• _Work required_: Set the listing down again in full, word for word, with the pictures left out.

Stored records:
* start *
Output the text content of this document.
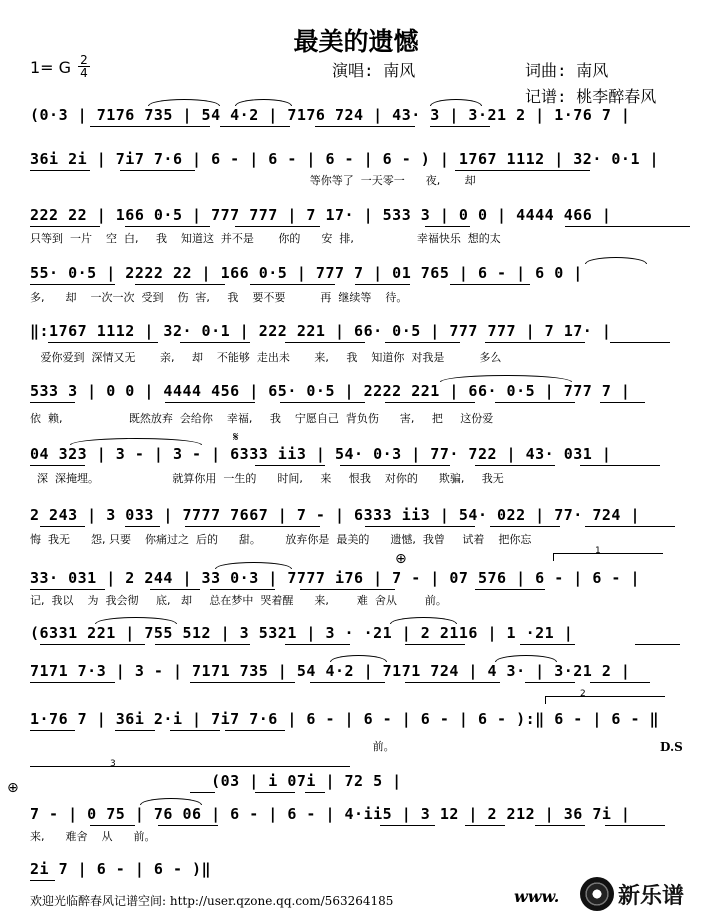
最美的遗憾
1= G 2
4	演唱: 南风	词曲: 南风
记谱: 桃李醉春风
(0·3 | 7176 735 | 54 4·2 | 7176 724 | 43· 3 | 3·21 2 | 1·76 7 |
36i 2i | 7i7 7·6 | 6 - | 6 - | 6 - | 6 - ) | 1767 1112 | 32· 0·1 |
等你等了  一天零一      夜,       却
222 22 | 166 0·5 | 777 777 | 7 17· | 533 3 | 0 0 | 4444 466 |
只等到  一片    空  白,     我    知道这  并不是       你的      安  排,                  幸福快乐  想的太
55· 0·5 | 2222 22 | 166 0·5 | 777 7 | 01 765 | 6 - | 6 0 |
多,      却    一次一次  受到    伤  害,     我    要不要          再  继续等    待。
‖:1767 1112 | 32· 0·1 | 222 221 | 66· 0·5 | 777 777 | 7 17· |
爱你爱到  深情又无       亲,     却    不能够  走出未       来,     我    知道你  对我是          多么
533 3 | 0 0 | 4444 456 | 65· 0·5 | 2222 221 | 66· 0·5 | 777 7 |
依  赖,                   既然放弃  会给你    幸福,     我    宁愿自己  背负伤      害,     把     这份爱
04 323 | 3 - | 3 - | 6333 ii3 | 54· 0·3 | 77· 722 | 43· 031 |
深  深掩埋。                     就算你用  一生的      时间,     来     恨我    对你的      欺骗,     我无
𝄋
2 243 | 3 033 | 7777 7667 | 7 - | 6333 ii3 | 54· 022 | 77· 724 |
悔  我无      怨, 只要    你痛过之  后的      甜。       放弃你是  最美的      遗憾,  我曾     试着    把你忘
1
33· 031 | 2 244 | 33 0·3 | 7777 i76 | 7 - | 07 576 | 6 - | 6 - |
记,  我以    为  我会彻     底,   却     总在梦中  哭着醒      来,        难  舍从        前。
⊕
(6331 221 | 755 512 | 3 5321 | 3 · ·21 | 2 2116 | 1 ·21 |
7171 7·3 | 3 - | 7171 735 | 54 4·2 | 7171 724 | 4 3· | 3·21 2 |
2
1·76 7 | 36i 2·i | 7i7 7·6 | 6 - | 6 - | 6 - | 6 - ):‖ 6 - | 6 - ‖
前。	D.S
3
(03 | i 07i | 72 5 |
7 - | 0 75 | 76 06 | 6 - | 6 - | 4·ii5 | 3 12 | 2 212 | 36 7i |
来,      难舍    从      前。
⊕
2i 7 | 6 - | 6 - )‖
欢迎光临醉春风记谱空间: http://user.qzone.qq.com/563264185	www.	新乐谱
* end *
• _Response below_:
Output the text content of this document.
最美的遗憾
1= G 2
4	演唱: 南风	词曲: 南风
记谱: 桃李醉春风
(0·3 | 7176 735 | 54 4·2 | 7176 724 | 43· 3 | 3·21 2 | 1·76 7 |
36i 2i | 7i7 7·6 | 6 - | 6 - | 6 - | 6 - ) | 1767 1112 | 32· 0·1 |
等你等了  一天零一      夜,       却
222 22 | 166 0·5 | 777 777 | 7 17· | 533 3 | 0 0 | 4444 466 |
只等到  一片    空  白,     我    知道这  并不是       你的      安  排,                  幸福快乐  想的太
55· 0·5 | 2222 22 | 166 0·5 | 777 7 | 01 765 | 6 - | 6 0 |
多,      却    一次一次  受到    伤  害,     我    要不要          再  继续等    待。
‖:1767 1112 | 32· 0·1 | 222 221 | 66· 0·5 | 777 777 | 7 17· |
爱你爱到  深情又无       亲,     却    不能够  走出未       来,     我    知道你  对我是          多么
533 3 | 0 0 | 4444 456 | 65· 0·5 | 2222 221 | 66· 0·5 | 777 7 |
依  赖,                   既然放弃  会给你    幸福,     我    宁愿自己  背负伤      害,     把     这份爱
04 323 | 3 - | 3 - | 6333 ii3 | 54· 0·3 | 77· 722 | 43· 031 |
深  深掩埋。                     就算你用  一生的      时间,     来     恨我    对你的      欺骗,     我无
𝄋
2 243 | 3 033 | 7777 7667 | 7 - | 6333 ii3 | 54· 022 | 77· 724 |
悔  我无      怨, 只要    你痛过之  后的      甜。       放弃你是  最美的      遗憾,  我曾     试着    把你忘
1
33· 031 | 2 244 | 33 0·3 | 7777 i76 | 7 - | 07 576 | 6 - | 6 - |
记,  我以    为  我会彻     底,   却     总在梦中  哭着醒      来,        难  舍从        前。
⊕
(6331 221 | 755 512 | 3 5321 | 3 · ·21 | 2 2116 | 1 ·21 |
7171 7·3 | 3 - | 7171 735 | 54 4·2 | 7171 724 | 4 3· | 3·21 2 |
2
1·76 7 | 36i 2·i | 7i7 7·6 | 6 - | 6 - | 6 - | 6 - ):‖ 6 - | 6 - ‖
前。	D.S
3
(03 | i 07i | 72 5 |
7 - | 0 75 | 76 06 | 6 - | 6 - | 4·ii5 | 3 12 | 2 212 | 36 7i |
来,      难舍    从      前。
⊕
2i 7 | 6 - | 6 - )‖
欢迎光临醉春风记谱空间: http://user.qzone.qq.com/563264185	www.	新乐谱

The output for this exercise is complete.